* **Problem to work on**
Quote every line as given.

▼

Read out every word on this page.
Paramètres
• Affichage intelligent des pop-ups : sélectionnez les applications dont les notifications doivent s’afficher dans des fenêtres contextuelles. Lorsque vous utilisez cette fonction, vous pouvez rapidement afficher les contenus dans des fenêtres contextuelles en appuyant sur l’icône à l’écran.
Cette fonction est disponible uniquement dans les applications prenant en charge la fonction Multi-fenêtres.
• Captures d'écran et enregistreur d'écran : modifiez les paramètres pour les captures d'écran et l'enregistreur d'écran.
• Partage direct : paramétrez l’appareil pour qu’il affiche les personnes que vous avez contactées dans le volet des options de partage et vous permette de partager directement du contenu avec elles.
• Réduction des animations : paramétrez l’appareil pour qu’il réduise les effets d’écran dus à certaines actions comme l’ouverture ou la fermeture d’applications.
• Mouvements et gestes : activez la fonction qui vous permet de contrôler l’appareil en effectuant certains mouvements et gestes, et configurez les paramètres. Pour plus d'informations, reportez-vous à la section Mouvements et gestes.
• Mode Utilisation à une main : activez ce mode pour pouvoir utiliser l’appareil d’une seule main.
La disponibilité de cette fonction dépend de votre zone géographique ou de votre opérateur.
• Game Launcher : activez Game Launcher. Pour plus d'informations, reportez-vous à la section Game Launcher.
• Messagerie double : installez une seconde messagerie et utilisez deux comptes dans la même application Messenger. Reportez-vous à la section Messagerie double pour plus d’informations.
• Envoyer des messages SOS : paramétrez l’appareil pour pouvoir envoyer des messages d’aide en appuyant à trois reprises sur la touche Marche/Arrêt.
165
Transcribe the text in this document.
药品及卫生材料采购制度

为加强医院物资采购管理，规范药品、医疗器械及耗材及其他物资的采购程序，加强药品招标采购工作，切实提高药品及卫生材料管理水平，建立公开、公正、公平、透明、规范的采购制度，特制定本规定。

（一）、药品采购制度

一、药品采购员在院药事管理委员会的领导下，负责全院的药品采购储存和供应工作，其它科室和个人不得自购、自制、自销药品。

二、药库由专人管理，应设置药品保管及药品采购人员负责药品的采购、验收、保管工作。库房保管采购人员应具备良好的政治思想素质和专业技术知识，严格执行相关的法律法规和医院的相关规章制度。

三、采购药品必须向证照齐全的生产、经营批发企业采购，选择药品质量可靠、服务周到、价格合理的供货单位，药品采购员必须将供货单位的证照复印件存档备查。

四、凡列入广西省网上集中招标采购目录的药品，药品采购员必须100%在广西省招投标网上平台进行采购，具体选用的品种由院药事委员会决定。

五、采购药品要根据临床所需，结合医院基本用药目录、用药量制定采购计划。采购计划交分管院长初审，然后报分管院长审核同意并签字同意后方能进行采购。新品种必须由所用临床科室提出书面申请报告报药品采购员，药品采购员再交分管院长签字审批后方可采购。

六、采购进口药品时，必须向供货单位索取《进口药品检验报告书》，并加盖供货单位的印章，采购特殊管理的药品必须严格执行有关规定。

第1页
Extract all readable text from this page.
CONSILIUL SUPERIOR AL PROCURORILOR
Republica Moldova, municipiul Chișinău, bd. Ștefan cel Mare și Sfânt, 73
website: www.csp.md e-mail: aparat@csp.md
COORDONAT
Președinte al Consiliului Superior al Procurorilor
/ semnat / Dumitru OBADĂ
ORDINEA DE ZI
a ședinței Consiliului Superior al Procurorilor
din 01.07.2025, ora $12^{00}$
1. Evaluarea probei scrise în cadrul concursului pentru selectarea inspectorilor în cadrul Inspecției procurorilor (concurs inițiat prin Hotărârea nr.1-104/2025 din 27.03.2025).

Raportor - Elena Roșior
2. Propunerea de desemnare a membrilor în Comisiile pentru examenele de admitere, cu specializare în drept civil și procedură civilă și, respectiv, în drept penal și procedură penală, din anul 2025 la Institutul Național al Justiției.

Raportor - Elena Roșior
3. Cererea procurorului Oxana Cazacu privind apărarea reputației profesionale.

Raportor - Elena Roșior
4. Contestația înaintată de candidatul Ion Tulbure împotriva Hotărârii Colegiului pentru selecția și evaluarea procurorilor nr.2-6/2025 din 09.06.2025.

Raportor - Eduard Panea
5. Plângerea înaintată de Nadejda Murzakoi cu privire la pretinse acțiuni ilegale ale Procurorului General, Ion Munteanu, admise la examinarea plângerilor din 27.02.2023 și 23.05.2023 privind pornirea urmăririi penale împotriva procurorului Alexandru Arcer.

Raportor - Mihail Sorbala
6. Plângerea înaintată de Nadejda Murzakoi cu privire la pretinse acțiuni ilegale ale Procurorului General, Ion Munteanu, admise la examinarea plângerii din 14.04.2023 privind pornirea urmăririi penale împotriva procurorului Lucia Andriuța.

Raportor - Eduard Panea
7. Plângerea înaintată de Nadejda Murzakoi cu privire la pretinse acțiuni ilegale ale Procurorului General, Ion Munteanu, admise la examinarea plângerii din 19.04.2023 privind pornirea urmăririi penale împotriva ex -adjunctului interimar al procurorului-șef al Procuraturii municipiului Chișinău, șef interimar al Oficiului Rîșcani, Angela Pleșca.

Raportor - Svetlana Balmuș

▲

* **Expected answer**
Read out every word on this page.
Paramètres
• Affichage intelligent des pop-ups : sélectionnez les applications dont les notifications doivent s’afficher dans des fenêtres contextuelles. Lorsque vous utilisez cette fonction, vous pouvez rapidement afficher les contenus dans des fenêtres contextuelles en appuyant sur l’icône à l’écran.
Cette fonction est disponible uniquement dans les applications prenant en charge la fonction Multi-fenêtres.
• Captures d'écran et enregistreur d'écran : modifiez les paramètres pour les captures d'écran et l'enregistreur d'écran.
• Partage direct : paramétrez l’appareil pour qu’il affiche les personnes que vous avez contactées dans le volet des options de partage et vous permette de partager directement du contenu avec elles.
• Réduction des animations : paramétrez l’appareil pour qu’il réduise les effets d’écran dus à certaines actions comme l’ouverture ou la fermeture d’applications.
• Mouvements et gestes : activez la fonction qui vous permet de contrôler l’appareil en effectuant certains mouvements et gestes, et configurez les paramètres. Pour plus d'informations, reportez-vous à la section Mouvements et gestes.
• Mode Utilisation à une main : activez ce mode pour pouvoir utiliser l’appareil d’une seule main.
La disponibilité de cette fonction dépend de votre zone géographique ou de votre opérateur.
• Game Launcher : activez Game Launcher. Pour plus d'informations, reportez-vous à la section Game Launcher.
• Messagerie double : installez une seconde messagerie et utilisez deux comptes dans la même application Messenger. Reportez-vous à la section Messagerie double pour plus d’informations.
• Envoyer des messages SOS : paramétrez l’appareil pour pouvoir envoyer des messages d’aide en appuyant à trois reprises sur la touche Marche/Arrêt.
165
Transcribe the text in this document.
药品及卫生材料采购制度

为加强医院物资采购管理，规范药品、医疗器械及耗材及其他物资的采购程序，加强药品招标采购工作，切实提高药品及卫生材料管理水平，建立公开、公正、公平、透明、规范的采购制度，特制定本规定。

（一）、药品采购制度

一、药品采购员在院药事管理委员会的领导下，负责全院的药品采购储存和供应工作，其它科室和个人不得自购、自制、自销药品。

二、药库由专人管理，应设置药品保管及药品采购人员负责药品的采购、验收、保管工作。库房保管采购人员应具备良好的政治思想素质和专业技术知识，严格执行相关的法律法规和医院的相关规章制度。

三、采购药品必须向证照齐全的生产、经营批发企业采购，选择药品质量可靠、服务周到、价格合理的供货单位，药品采购员必须将供货单位的证照复印件存档备查。

四、凡列入广西省网上集中招标采购目录的药品，药品采购员必须100%在广西省招投标网上平台进行采购，具体选用的品种由院药事委员会决定。

五、采购药品要根据临床所需，结合医院基本用药目录、用药量制定采购计划。采购计划交分管院长初审，然后报分管院长审核同意并签字同意后方能进行采购。新品种必须由所用临床科室提出书面申请报告报药品采购员，药品采购员再交分管院长签字审批后方可采购。

六、采购进口药品时，必须向供货单位索取《进口药品检验报告书》，并加盖供货单位的印章，采购特殊管理的药品必须严格执行有关规定。

第1页
Extract all readable text from this page.
CONSILIUL SUPERIOR AL PROCURORILOR
Republica Moldova, municipiul Chișinău, bd. Ștefan cel Mare și Sfânt, 73
website: www.csp.md e-mail: aparat@csp.md
COORDONAT
Președinte al Consiliului Superior al Procurorilor
/ semnat / Dumitru OBADĂ
ORDINEA DE ZI
a ședinței Consiliului Superior al Procurorilor
din 01.07.2025, ora $12^{00}$
1. Evaluarea probei scrise în cadrul concursului pentru selectarea inspectorilor în cadrul Inspecției procurorilor (concurs inițiat prin Hotărârea nr.1-104/2025 din 27.03.2025).

Raportor - Elena Roșior
2. Propunerea de desemnare a membrilor în Comisiile pentru examenele de admitere, cu specializare în drept civil și procedură civilă și, respectiv, în drept penal și procedură penală, din anul 2025 la Institutul Național al Justiției.

Raportor - Elena Roșior
3. Cererea procurorului Oxana Cazacu privind apărarea reputației profesionale.

Raportor - Elena Roșior
4. Contestația înaintată de candidatul Ion Tulbure împotriva Hotărârii Colegiului pentru selecția și evaluarea procurorilor nr.2-6/2025 din 09.06.2025.

Raportor - Eduard Panea
5. Plângerea înaintată de Nadejda Murzakoi cu privire la pretinse acțiuni ilegale ale Procurorului General, Ion Munteanu, admise la examinarea plângerilor din 27.02.2023 și 23.05.2023 privind pornirea urmăririi penale împotriva procurorului Alexandru Arcer.

Raportor - Mihail Sorbala
6. Plângerea înaintată de Nadejda Murzakoi cu privire la pretinse acțiuni ilegale ale Procurorului General, Ion Munteanu, admise la examinarea plângerii din 14.04.2023 privind pornirea urmăririi penale împotriva procurorului Lucia Andriuța.

Raportor - Eduard Panea
7. Plângerea înaintată de Nadejda Murzakoi cu privire la pretinse acțiuni ilegale ale Procurorului General, Ion Munteanu, admise la examinarea plângerii din 19.04.2023 privind pornirea urmăririi penale împotriva ex -adjunctului interimar al procurorului-șef al Procuraturii municipiului Chișinău, șef interimar al Oficiului Rîșcani, Angela Pleșca.

Raportor - Svetlana Balmuș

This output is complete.